* What is expected *
Look for "passkey" in the listing below. Gather each line that contains it.

* Records shown *
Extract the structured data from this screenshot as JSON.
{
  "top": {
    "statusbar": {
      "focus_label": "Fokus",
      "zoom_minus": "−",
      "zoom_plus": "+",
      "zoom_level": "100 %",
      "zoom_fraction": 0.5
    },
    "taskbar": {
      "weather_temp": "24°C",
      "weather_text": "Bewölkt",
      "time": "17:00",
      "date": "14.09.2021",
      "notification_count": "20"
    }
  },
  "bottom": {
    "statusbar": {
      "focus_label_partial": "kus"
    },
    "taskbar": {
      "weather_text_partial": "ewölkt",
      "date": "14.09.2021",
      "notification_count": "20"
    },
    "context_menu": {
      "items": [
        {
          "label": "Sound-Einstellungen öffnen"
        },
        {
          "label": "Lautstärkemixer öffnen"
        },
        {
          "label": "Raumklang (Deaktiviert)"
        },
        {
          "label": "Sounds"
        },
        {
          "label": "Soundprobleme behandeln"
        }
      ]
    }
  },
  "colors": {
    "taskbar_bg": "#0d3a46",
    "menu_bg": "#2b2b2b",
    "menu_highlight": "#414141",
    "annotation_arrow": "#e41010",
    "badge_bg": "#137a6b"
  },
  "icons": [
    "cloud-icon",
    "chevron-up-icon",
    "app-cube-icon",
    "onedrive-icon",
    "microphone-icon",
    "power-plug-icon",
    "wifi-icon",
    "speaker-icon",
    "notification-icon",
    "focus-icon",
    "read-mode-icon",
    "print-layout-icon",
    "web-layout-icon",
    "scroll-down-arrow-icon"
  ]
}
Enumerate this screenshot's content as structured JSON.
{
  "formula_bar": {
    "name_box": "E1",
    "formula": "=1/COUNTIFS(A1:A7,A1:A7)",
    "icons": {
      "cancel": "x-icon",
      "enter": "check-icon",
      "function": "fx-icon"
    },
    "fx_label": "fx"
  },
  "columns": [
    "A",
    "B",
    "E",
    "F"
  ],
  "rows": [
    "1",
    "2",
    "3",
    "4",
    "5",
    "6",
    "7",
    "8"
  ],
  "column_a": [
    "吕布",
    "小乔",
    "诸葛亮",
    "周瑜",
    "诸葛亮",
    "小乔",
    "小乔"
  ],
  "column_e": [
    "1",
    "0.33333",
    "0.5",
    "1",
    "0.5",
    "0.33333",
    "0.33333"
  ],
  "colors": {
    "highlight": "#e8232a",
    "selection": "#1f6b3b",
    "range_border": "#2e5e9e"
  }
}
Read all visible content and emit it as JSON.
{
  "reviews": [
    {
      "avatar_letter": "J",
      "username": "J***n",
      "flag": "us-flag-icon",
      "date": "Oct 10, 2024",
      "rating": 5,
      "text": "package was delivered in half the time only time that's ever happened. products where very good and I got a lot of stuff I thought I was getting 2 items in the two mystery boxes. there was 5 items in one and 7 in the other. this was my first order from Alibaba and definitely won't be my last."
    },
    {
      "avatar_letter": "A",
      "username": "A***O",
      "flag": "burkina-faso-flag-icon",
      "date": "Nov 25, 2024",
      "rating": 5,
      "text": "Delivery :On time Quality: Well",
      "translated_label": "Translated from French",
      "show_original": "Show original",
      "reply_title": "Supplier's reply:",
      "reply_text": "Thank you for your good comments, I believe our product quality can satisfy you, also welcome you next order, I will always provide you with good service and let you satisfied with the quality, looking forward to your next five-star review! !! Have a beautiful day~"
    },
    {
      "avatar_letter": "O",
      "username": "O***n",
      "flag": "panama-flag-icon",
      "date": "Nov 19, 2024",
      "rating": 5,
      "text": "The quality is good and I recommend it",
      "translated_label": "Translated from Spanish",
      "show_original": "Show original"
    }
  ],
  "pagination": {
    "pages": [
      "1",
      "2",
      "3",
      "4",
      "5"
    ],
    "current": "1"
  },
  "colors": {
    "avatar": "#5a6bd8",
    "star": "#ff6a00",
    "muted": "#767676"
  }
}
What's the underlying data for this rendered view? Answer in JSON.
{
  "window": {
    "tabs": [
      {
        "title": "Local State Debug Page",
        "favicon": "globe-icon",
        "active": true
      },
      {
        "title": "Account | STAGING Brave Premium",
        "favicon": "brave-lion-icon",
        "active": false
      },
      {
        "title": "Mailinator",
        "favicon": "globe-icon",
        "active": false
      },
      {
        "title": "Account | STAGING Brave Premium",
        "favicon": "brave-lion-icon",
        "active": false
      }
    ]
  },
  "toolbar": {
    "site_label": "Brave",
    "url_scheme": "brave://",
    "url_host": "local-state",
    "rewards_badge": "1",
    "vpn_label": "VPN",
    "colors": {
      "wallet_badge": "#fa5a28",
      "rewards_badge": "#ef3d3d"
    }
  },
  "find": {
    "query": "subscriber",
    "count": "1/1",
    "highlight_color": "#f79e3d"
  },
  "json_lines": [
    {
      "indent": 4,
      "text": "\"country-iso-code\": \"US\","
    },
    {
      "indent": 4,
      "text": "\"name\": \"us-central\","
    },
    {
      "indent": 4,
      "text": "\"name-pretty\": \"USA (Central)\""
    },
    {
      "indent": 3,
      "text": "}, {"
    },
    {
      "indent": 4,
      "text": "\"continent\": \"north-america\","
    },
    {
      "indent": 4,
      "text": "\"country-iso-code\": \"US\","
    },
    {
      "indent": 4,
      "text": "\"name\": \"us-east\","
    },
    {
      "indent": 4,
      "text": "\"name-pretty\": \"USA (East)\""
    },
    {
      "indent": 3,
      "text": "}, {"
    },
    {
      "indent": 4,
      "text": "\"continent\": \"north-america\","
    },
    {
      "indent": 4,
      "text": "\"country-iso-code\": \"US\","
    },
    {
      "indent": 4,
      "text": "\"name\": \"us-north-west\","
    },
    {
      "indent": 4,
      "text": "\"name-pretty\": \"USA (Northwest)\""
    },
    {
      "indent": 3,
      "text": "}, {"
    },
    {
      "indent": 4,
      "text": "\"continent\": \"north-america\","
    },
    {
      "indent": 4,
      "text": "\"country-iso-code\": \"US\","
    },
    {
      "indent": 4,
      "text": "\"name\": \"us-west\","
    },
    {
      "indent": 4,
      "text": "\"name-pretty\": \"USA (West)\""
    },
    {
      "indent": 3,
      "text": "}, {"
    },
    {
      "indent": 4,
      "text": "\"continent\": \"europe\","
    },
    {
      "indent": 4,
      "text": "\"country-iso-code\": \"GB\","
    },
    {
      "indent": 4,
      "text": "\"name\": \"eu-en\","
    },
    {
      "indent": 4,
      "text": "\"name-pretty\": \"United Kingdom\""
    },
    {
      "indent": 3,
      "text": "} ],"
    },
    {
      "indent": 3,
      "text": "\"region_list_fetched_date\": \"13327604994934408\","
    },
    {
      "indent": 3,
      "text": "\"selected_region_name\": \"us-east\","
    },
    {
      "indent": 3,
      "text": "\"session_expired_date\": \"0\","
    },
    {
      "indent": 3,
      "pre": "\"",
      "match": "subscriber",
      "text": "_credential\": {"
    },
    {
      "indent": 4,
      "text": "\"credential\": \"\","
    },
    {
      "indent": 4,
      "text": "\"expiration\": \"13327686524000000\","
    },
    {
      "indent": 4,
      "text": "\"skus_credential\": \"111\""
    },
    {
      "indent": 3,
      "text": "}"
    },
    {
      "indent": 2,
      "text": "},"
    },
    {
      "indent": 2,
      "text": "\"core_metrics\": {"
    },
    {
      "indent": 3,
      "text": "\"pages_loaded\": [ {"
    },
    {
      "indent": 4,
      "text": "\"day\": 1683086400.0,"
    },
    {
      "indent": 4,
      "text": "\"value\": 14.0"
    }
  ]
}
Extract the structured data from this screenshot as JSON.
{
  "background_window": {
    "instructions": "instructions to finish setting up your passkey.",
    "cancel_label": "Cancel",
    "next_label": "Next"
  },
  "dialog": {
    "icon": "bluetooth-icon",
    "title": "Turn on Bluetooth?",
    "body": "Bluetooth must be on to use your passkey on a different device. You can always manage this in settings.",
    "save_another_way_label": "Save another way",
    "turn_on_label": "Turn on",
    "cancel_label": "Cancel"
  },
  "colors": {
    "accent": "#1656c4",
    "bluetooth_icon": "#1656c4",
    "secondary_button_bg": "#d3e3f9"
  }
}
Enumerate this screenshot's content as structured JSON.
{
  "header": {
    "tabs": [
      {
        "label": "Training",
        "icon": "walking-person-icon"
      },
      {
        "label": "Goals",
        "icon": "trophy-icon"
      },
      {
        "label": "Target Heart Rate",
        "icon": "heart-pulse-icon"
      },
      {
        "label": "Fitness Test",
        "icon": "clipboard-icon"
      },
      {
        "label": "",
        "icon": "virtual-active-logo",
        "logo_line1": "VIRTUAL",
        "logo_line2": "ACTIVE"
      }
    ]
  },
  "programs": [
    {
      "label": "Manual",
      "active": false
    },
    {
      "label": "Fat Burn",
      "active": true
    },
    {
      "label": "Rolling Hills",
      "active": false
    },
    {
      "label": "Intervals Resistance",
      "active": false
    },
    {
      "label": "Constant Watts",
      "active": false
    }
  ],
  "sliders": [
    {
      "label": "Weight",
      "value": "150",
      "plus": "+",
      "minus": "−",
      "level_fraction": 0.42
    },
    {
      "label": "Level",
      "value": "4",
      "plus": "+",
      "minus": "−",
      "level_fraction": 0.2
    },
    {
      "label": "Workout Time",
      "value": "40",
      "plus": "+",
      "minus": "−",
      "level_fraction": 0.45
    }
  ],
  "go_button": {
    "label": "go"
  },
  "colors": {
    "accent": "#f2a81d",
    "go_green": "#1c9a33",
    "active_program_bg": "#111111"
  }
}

* Result *
    "instructions": "instructions to finish setting up your passkey.",
    "body": "Bluetooth must be on to use your passkey on a different device. You can always manage this in settings.",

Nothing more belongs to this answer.